- [Do this] Below are the records; locate each line with the word "into" and copy it.

Dataset items:
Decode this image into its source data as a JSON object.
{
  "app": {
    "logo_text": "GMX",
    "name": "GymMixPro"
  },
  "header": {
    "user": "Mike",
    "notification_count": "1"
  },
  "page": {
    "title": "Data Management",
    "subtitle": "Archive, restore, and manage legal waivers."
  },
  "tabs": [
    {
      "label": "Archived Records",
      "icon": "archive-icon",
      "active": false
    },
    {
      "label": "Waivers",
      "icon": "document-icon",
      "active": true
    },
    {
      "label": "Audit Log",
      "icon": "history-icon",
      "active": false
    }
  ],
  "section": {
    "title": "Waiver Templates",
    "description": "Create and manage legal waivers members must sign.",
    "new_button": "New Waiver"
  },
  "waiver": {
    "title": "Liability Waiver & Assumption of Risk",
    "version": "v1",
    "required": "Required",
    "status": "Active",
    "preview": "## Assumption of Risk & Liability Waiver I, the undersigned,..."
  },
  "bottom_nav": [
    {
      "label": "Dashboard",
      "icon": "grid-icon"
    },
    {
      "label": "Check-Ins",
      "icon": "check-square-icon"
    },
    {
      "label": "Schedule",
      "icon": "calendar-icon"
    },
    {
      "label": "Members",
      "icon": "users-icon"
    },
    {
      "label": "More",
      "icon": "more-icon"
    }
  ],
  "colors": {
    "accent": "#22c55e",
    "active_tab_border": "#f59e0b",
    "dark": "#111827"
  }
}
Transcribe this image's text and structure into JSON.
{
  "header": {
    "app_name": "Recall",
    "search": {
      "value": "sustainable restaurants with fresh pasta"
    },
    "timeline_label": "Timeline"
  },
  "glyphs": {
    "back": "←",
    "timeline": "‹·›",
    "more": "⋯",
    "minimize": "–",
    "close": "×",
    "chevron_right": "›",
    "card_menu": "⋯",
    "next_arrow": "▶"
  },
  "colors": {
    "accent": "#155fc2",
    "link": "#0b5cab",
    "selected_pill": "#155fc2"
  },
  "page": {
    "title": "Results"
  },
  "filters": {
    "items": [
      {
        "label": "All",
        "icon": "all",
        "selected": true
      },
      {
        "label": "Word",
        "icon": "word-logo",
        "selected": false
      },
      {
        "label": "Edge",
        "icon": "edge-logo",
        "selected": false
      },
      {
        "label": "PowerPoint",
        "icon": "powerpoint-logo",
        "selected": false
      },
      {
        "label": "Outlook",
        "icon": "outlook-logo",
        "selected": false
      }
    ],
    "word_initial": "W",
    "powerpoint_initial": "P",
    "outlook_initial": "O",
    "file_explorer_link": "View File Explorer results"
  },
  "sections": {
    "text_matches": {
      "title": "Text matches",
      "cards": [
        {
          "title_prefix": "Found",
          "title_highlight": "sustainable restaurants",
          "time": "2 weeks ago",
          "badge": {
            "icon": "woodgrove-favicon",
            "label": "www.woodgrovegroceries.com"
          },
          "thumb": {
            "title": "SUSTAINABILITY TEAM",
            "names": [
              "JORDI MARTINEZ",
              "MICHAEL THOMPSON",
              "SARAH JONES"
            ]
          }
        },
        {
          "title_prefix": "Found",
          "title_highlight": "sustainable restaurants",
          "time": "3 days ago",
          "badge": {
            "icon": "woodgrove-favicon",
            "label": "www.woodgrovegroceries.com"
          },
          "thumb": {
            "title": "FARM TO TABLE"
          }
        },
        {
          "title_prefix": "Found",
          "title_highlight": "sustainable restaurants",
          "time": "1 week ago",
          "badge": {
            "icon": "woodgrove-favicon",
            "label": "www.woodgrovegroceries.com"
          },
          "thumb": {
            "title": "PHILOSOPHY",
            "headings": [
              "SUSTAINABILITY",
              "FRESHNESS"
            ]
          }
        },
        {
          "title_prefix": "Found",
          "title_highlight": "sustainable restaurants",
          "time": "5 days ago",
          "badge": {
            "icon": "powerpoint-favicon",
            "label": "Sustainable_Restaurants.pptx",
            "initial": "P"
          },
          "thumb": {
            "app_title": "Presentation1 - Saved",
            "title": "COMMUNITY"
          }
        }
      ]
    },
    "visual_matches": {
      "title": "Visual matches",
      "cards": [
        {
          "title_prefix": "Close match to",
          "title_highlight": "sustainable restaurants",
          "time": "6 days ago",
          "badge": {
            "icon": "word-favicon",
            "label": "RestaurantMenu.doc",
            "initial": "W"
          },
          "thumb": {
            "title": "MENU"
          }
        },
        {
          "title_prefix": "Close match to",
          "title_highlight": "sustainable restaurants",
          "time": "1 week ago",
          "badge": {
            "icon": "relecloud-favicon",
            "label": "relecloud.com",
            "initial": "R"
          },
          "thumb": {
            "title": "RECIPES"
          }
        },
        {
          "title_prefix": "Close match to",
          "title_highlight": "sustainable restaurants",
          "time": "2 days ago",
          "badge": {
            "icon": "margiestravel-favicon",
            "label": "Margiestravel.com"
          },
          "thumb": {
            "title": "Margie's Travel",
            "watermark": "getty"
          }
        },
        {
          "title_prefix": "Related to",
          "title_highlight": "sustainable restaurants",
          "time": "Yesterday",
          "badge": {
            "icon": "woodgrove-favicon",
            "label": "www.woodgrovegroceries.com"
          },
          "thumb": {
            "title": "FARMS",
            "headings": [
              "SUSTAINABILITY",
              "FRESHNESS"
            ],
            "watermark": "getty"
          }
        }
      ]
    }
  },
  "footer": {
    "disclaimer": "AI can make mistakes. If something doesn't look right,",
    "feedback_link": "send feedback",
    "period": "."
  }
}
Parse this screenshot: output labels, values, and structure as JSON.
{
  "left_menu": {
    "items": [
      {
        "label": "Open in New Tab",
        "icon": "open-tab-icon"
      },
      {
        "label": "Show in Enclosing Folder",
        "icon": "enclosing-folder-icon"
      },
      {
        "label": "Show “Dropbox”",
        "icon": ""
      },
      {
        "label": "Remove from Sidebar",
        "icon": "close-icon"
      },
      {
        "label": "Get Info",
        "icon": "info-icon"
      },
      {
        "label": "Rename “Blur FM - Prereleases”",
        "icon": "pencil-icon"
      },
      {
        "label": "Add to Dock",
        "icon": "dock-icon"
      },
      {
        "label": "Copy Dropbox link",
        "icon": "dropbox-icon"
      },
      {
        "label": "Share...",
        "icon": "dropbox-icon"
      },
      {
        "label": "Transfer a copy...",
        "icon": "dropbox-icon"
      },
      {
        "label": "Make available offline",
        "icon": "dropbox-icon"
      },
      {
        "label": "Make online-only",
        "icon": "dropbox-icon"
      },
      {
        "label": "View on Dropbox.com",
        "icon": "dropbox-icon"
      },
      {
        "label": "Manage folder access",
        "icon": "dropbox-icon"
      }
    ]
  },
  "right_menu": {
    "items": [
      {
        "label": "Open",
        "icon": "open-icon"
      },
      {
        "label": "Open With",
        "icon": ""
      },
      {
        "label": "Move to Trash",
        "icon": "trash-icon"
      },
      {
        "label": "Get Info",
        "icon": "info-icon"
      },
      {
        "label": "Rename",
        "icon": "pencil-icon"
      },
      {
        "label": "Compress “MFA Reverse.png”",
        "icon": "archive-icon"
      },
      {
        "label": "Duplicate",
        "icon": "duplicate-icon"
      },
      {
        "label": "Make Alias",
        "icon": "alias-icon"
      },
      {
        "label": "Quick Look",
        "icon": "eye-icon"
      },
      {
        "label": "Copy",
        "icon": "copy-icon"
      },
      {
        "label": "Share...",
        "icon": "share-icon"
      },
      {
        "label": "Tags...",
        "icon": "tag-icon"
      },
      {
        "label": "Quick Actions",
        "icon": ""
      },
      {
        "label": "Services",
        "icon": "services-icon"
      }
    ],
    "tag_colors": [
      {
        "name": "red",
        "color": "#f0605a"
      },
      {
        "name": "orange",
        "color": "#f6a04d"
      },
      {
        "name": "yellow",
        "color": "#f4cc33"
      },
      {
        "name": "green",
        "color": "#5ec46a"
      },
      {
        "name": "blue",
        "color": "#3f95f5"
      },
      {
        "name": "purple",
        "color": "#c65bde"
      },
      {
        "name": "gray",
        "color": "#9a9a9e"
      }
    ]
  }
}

- [Exercise result]
Decode this image into its source data as a JSON object.
Transcribe this image's text and structure into JSON.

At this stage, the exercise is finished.